┌──

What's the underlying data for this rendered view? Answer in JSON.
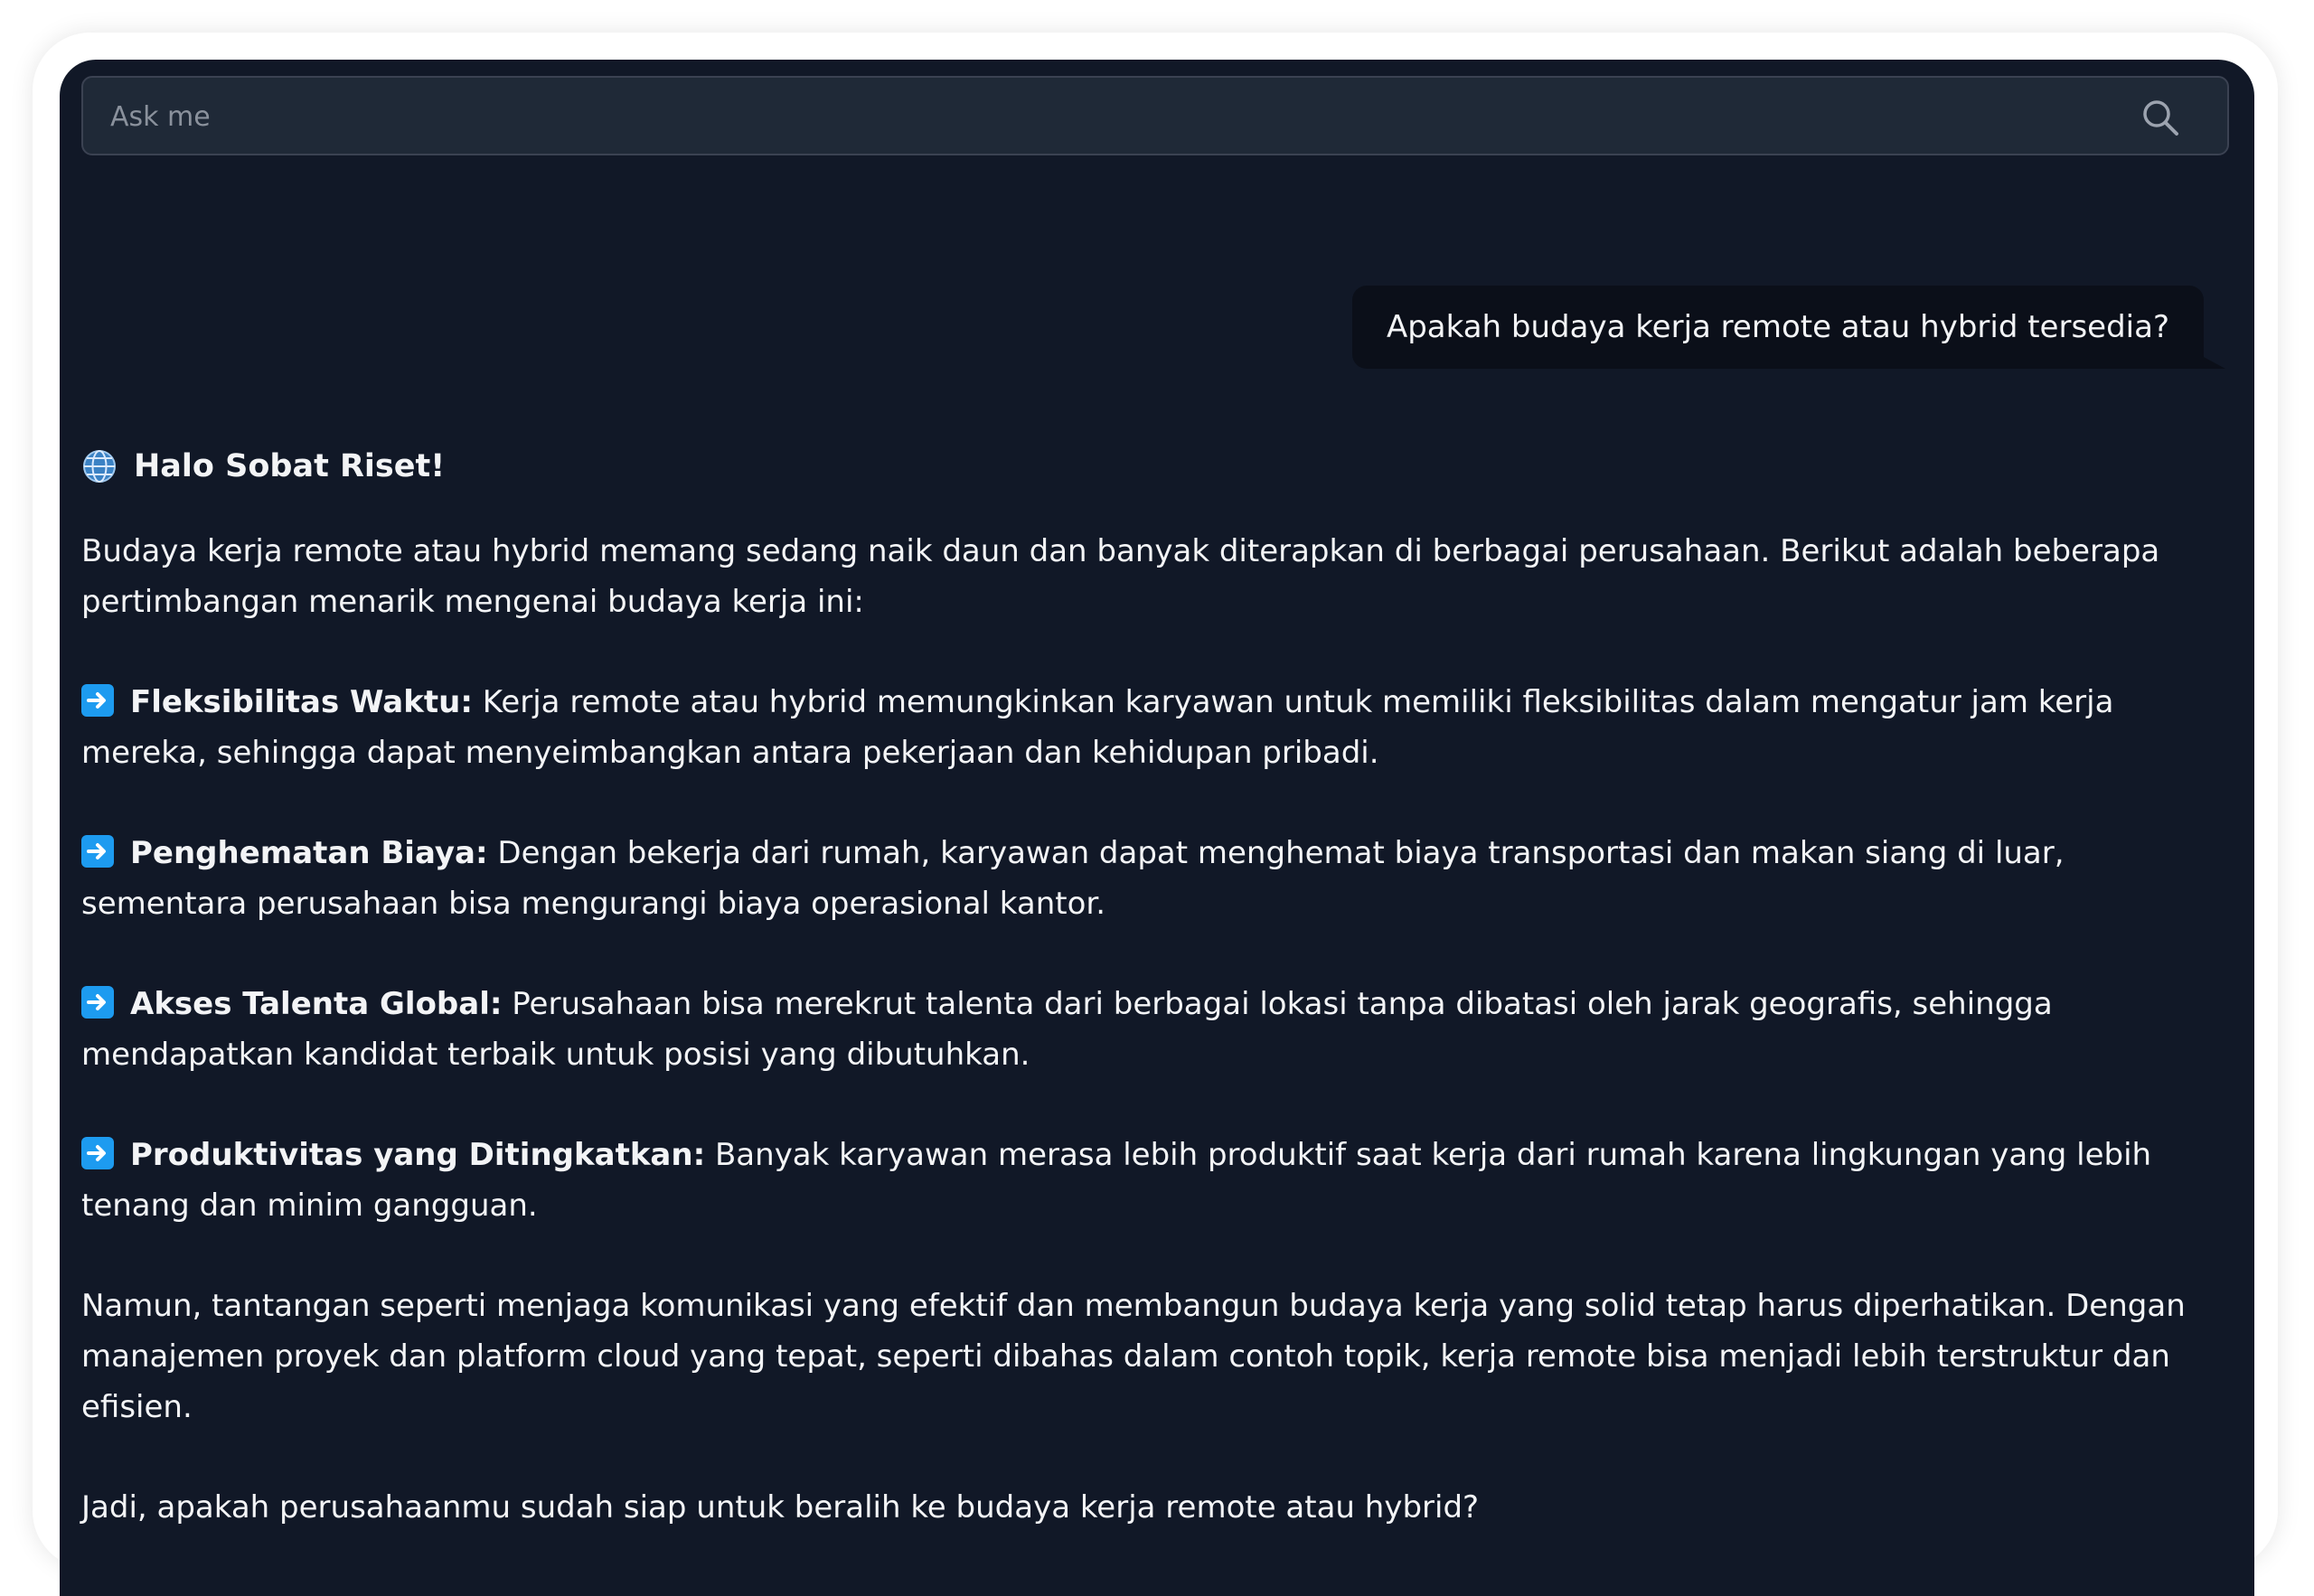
{
  "search": {
    "placeholder": "Ask me"
  },
  "conversation": {
    "user_message": "Apakah budaya kerja remote atau hybrid tersedia?",
    "reply": {
      "greeting": "Halo Sobat Riset!",
      "intro": "Budaya kerja remote atau hybrid memang sedang naik daun dan banyak diterapkan di berbagai perusahaan. Berikut adalah beberapa pertimbangan menarik mengenai budaya kerja ini:",
      "points": [
        {
          "title": "Fleksibilitas Waktu:",
          "text": " Kerja remote atau hybrid memungkinkan karyawan untuk memiliki fleksibilitas dalam mengatur jam kerja mereka, sehingga dapat menyeimbangkan antara pekerjaan dan kehidupan pribadi."
        },
        {
          "title": "Penghematan Biaya:",
          "text": " Dengan bekerja dari rumah, karyawan dapat menghemat biaya transportasi dan makan siang di luar, sementara perusahaan bisa mengurangi biaya operasional kantor."
        },
        {
          "title": "Akses Talenta Global:",
          "text": " Perusahaan bisa merekrut talenta dari berbagai lokasi tanpa dibatasi oleh jarak geografis, sehingga mendapatkan kandidat terbaik untuk posisi yang dibutuhkan."
        },
        {
          "title": "Produktivitas yang Ditingkatkan:",
          "text": " Banyak karyawan merasa lebih produktif saat kerja dari rumah karena lingkungan yang lebih tenang dan minim gangguan."
        }
      ],
      "closing": "Namun, tantangan seperti menjaga komunikasi yang efektif dan membangun budaya kerja yang solid tetap harus diperhatikan. Dengan manajemen proyek dan platform cloud yang tepat, seperti dibahas dalam contoh topik, kerja remote bisa menjadi lebih terstruktur dan efisien.",
      "question": "Jadi, apakah perusahaanmu sudah siap untuk beralih ke budaya kerja remote atau hybrid?"
    }
  },
  "icons": {
    "search": "search-icon",
    "greeting": "globe-icon",
    "bullet": "arrow-right-icon"
  },
  "colors": {
    "panel_background": "#111827",
    "search_background": "#1f2937",
    "user_bubble": "#0b0f19",
    "text": "#f3f4f6",
    "bullet_icon": "#1d9bf0"
  }
}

└──

Task to carry out: Copy out the records above in full, exactly as written, but not the pictures.

Reply to the task:
What's the underlying data for this rendered view? Answer in JSON.
{
  "search": {
    "placeholder": "Ask me"
  },
  "conversation": {
    "user_message": "Apakah budaya kerja remote atau hybrid tersedia?",
    "reply": {
      "greeting": "Halo Sobat Riset!",
      "intro": "Budaya kerja remote atau hybrid memang sedang naik daun dan banyak diterapkan di berbagai perusahaan. Berikut adalah beberapa pertimbangan menarik mengenai budaya kerja ini:",
      "points": [
        {
          "title": "Fleksibilitas Waktu:",
          "text": " Kerja remote atau hybrid memungkinkan karyawan untuk memiliki fleksibilitas dalam mengatur jam kerja mereka, sehingga dapat menyeimbangkan antara pekerjaan dan kehidupan pribadi."
        },
        {
          "title": "Penghematan Biaya:",
          "text": " Dengan bekerja dari rumah, karyawan dapat menghemat biaya transportasi dan makan siang di luar, sementara perusahaan bisa mengurangi biaya operasional kantor."
        },
        {
          "title": "Akses Talenta Global:",
          "text": " Perusahaan bisa merekrut talenta dari berbagai lokasi tanpa dibatasi oleh jarak geografis, sehingga mendapatkan kandidat terbaik untuk posisi yang dibutuhkan."
        },
        {
          "title": "Produktivitas yang Ditingkatkan:",
          "text": " Banyak karyawan merasa lebih produktif saat kerja dari rumah karena lingkungan yang lebih tenang dan minim gangguan."
        }
      ],
      "closing": "Namun, tantangan seperti menjaga komunikasi yang efektif dan membangun budaya kerja yang solid tetap harus diperhatikan. Dengan manajemen proyek dan platform cloud yang tepat, seperti dibahas dalam contoh topik, kerja remote bisa menjadi lebih terstruktur dan efisien.",
      "question": "Jadi, apakah perusahaanmu sudah siap untuk beralih ke budaya kerja remote atau hybrid?"
    }
  },
  "icons": {
    "search": "search-icon",
    "greeting": "globe-icon",
    "bullet": "arrow-right-icon"
  },
  "colors": {
    "panel_background": "#111827",
    "search_background": "#1f2937",
    "user_bubble": "#0b0f19",
    "text": "#f3f4f6",
    "bullet_icon": "#1d9bf0"
  }
}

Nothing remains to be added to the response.